### Data for this exercise
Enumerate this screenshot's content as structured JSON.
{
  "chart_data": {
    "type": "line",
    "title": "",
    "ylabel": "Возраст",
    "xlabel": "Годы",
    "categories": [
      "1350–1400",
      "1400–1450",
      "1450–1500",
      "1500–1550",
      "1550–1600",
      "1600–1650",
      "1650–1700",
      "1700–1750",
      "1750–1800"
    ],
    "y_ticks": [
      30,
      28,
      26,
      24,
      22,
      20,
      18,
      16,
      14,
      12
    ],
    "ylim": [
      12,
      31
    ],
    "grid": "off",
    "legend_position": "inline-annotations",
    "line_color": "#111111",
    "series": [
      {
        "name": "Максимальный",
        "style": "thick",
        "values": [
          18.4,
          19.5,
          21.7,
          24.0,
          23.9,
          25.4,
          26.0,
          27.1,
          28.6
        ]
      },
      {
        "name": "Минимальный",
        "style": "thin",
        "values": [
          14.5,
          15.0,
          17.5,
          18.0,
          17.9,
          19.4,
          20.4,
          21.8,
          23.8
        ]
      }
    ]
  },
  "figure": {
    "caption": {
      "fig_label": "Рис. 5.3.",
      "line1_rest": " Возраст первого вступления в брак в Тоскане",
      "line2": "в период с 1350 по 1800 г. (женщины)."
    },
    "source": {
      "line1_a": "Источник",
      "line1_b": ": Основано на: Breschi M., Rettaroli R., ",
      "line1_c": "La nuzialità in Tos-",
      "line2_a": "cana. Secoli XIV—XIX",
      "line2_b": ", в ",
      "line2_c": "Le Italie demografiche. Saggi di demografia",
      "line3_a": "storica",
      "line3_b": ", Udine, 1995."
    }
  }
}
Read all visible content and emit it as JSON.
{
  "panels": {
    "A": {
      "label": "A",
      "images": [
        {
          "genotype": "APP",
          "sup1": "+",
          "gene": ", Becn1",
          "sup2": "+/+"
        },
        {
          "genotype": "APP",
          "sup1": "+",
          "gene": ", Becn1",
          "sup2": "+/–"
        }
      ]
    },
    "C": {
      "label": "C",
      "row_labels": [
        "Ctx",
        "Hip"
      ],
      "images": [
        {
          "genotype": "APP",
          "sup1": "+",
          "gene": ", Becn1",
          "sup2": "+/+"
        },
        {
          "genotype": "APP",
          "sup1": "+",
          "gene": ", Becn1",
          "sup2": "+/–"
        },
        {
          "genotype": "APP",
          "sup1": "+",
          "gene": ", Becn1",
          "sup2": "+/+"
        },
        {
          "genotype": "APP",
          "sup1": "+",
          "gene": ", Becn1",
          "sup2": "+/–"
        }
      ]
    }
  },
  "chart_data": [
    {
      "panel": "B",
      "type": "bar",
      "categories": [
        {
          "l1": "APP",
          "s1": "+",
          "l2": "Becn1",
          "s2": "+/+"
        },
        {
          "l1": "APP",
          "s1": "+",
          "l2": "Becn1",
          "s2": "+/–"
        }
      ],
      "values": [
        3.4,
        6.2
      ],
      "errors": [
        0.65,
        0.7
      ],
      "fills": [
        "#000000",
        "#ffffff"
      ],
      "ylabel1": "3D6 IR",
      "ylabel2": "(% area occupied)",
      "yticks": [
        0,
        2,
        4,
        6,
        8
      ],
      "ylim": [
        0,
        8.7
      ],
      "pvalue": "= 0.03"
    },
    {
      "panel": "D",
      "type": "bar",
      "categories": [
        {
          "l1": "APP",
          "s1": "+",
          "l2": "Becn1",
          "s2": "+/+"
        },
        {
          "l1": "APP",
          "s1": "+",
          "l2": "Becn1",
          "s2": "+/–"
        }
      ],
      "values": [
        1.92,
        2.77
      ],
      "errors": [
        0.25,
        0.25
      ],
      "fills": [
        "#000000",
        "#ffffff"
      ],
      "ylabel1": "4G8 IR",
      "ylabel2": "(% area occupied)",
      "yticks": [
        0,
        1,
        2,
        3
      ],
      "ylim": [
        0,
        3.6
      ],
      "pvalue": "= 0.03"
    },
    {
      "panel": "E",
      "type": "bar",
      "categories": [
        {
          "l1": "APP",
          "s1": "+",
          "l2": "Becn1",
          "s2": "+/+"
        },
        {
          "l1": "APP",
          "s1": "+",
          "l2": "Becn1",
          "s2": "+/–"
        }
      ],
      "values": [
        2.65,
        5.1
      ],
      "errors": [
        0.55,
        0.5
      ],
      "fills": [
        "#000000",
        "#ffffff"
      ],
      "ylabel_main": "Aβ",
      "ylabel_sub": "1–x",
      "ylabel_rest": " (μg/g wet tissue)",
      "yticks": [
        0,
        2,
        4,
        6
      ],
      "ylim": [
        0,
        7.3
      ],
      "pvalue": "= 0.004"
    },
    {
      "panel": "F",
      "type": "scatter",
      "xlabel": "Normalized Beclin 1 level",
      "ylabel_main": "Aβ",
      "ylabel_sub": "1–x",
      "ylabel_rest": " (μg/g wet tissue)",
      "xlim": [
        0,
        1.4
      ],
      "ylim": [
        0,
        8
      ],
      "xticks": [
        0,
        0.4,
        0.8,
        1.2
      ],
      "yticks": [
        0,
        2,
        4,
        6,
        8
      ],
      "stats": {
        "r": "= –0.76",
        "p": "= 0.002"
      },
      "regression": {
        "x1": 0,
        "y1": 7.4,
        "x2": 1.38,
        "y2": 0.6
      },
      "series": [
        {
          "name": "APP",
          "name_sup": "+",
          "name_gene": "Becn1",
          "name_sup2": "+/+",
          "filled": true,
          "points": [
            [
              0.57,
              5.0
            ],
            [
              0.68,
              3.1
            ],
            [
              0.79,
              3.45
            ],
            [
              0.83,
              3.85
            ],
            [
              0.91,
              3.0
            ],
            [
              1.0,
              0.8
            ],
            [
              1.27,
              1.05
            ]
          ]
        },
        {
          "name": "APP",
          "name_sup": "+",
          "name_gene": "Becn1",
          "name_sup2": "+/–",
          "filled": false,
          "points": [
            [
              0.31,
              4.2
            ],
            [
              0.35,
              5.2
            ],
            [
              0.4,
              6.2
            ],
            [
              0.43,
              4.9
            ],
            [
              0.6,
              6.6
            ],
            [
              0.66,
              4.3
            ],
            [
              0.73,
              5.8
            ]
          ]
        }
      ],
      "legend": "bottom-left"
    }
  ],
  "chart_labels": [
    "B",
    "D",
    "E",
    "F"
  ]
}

### Given exercise
Write out every record shown above, word for word.

### Result below
Enumerate this screenshot's content as structured JSON.
{
  "chart_data": {
    "type": "line",
    "title": "",
    "ylabel": "Возраст",
    "xlabel": "Годы",
    "categories": [
      "1350–1400",
      "1400–1450",
      "1450–1500",
      "1500–1550",
      "1550–1600",
      "1600–1650",
      "1650–1700",
      "1700–1750",
      "1750–1800"
    ],
    "y_ticks": [
      30,
      28,
      26,
      24,
      22,
      20,
      18,
      16,
      14,
      12
    ],
    "ylim": [
      12,
      31
    ],
    "grid": "off",
    "legend_position": "inline-annotations",
    "line_color": "#111111",
    "series": [
      {
        "name": "Максимальный",
        "style": "thick",
        "values": [
          18.4,
          19.5,
          21.7,
          24.0,
          23.9,
          25.4,
          26.0,
          27.1,
          28.6
        ]
      },
      {
        "name": "Минимальный",
        "style": "thin",
        "values": [
          14.5,
          15.0,
          17.5,
          18.0,
          17.9,
          19.4,
          20.4,
          21.8,
          23.8
        ]
      }
    ]
  },
  "figure": {
    "caption": {
      "fig_label": "Рис. 5.3.",
      "line1_rest": " Возраст первого вступления в брак в Тоскане",
      "line2": "в период с 1350 по 1800 г. (женщины)."
    },
    "source": {
      "line1_a": "Источник",
      "line1_b": ": Основано на: Breschi M., Rettaroli R., ",
      "line1_c": "La nuzialità in Tos-",
      "line2_a": "cana. Secoli XIV—XIX",
      "line2_b": ", в ",
      "line2_c": "Le Italie demografiche. Saggi di demografia",
      "line3_a": "storica",
      "line3_b": ", Udine, 1995."
    }
  }
}
Read all visible content and emit it as JSON.
{
  "panels": {
    "A": {
      "label": "A",
      "images": [
        {
          "genotype": "APP",
          "sup1": "+",
          "gene": ", Becn1",
          "sup2": "+/+"
        },
        {
          "genotype": "APP",
          "sup1": "+",
          "gene": ", Becn1",
          "sup2": "+/–"
        }
      ]
    },
    "C": {
      "label": "C",
      "row_labels": [
        "Ctx",
        "Hip"
      ],
      "images": [
        {
          "genotype": "APP",
          "sup1": "+",
          "gene": ", Becn1",
          "sup2": "+/+"
        },
        {
          "genotype": "APP",
          "sup1": "+",
          "gene": ", Becn1",
          "sup2": "+/–"
        },
        {
          "genotype": "APP",
          "sup1": "+",
          "gene": ", Becn1",
          "sup2": "+/+"
        },
        {
          "genotype": "APP",
          "sup1": "+",
          "gene": ", Becn1",
          "sup2": "+/–"
        }
      ]
    }
  },
  "chart_data": [
    {
      "panel": "B",
      "type": "bar",
      "categories": [
        {
          "l1": "APP",
          "s1": "+",
          "l2": "Becn1",
          "s2": "+/+"
        },
        {
          "l1": "APP",
          "s1": "+",
          "l2": "Becn1",
          "s2": "+/–"
        }
      ],
      "values": [
        3.4,
        6.2
      ],
      "errors": [
        0.65,
        0.7
      ],
      "fills": [
        "#000000",
        "#ffffff"
      ],
      "ylabel1": "3D6 IR",
      "ylabel2": "(% area occupied)",
      "yticks": [
        0,
        2,
        4,
        6,
        8
      ],
      "ylim": [
        0,
        8.7
      ],
      "pvalue": "= 0.03"
    },
    {
      "panel": "D",
      "type": "bar",
      "categories": [
        {
          "l1": "APP",
          "s1": "+",
          "l2": "Becn1",
          "s2": "+/+"
        },
        {
          "l1": "APP",
          "s1": "+",
          "l2": "Becn1",
          "s2": "+/–"
        }
      ],
      "values": [
        1.92,
        2.77
      ],
      "errors": [
        0.25,
        0.25
      ],
      "fills": [
        "#000000",
        "#ffffff"
      ],
      "ylabel1": "4G8 IR",
      "ylabel2": "(% area occupied)",
      "yticks": [
        0,
        1,
        2,
        3
      ],
      "ylim": [
        0,
        3.6
      ],
      "pvalue": "= 0.03"
    },
    {
      "panel": "E",
      "type": "bar",
      "categories": [
        {
          "l1": "APP",
          "s1": "+",
          "l2": "Becn1",
          "s2": "+/+"
        },
        {
          "l1": "APP",
          "s1": "+",
          "l2": "Becn1",
          "s2": "+/–"
        }
      ],
      "values": [
        2.65,
        5.1
      ],
      "errors": [
        0.55,
        0.5
      ],
      "fills": [
        "#000000",
        "#ffffff"
      ],
      "ylabel_main": "Aβ",
      "ylabel_sub": "1–x",
      "ylabel_rest": " (μg/g wet tissue)",
      "yticks": [
        0,
        2,
        4,
        6
      ],
      "ylim": [
        0,
        7.3
      ],
      "pvalue": "= 0.004"
    },
    {
      "panel": "F",
      "type": "scatter",
      "xlabel": "Normalized Beclin 1 level",
      "ylabel_main": "Aβ",
      "ylabel_sub": "1–x",
      "ylabel_rest": " (μg/g wet tissue)",
      "xlim": [
        0,
        1.4
      ],
      "ylim": [
        0,
        8
      ],
      "xticks": [
        0,
        0.4,
        0.8,
        1.2
      ],
      "yticks": [
        0,
        2,
        4,
        6,
        8
      ],
      "stats": {
        "r": "= –0.76",
        "p": "= 0.002"
      },
      "regression": {
        "x1": 0,
        "y1": 7.4,
        "x2": 1.38,
        "y2": 0.6
      },
      "series": [
        {
          "name": "APP",
          "name_sup": "+",
          "name_gene": "Becn1",
          "name_sup2": "+/+",
          "filled": true,
          "points": [
            [
              0.57,
              5.0
            ],
            [
              0.68,
              3.1
            ],
            [
              0.79,
              3.45
            ],
            [
              0.83,
              3.85
            ],
            [
              0.91,
              3.0
            ],
            [
              1.0,
              0.8
            ],
            [
              1.27,
              1.05
            ]
          ]
        },
        {
          "name": "APP",
          "name_sup": "+",
          "name_gene": "Becn1",
          "name_sup2": "+/–",
          "filled": false,
          "points": [
            [
              0.31,
              4.2
            ],
            [
              0.35,
              5.2
            ],
            [
              0.4,
              6.2
            ],
            [
              0.43,
              4.9
            ],
            [
              0.6,
              6.6
            ],
            [
              0.66,
              4.3
            ],
            [
              0.73,
              5.8
            ]
          ]
        }
      ],
      "legend": "bottom-left"
    }
  ],
  "chart_labels": [
    "B",
    "D",
    "E",
    "F"
  ]
}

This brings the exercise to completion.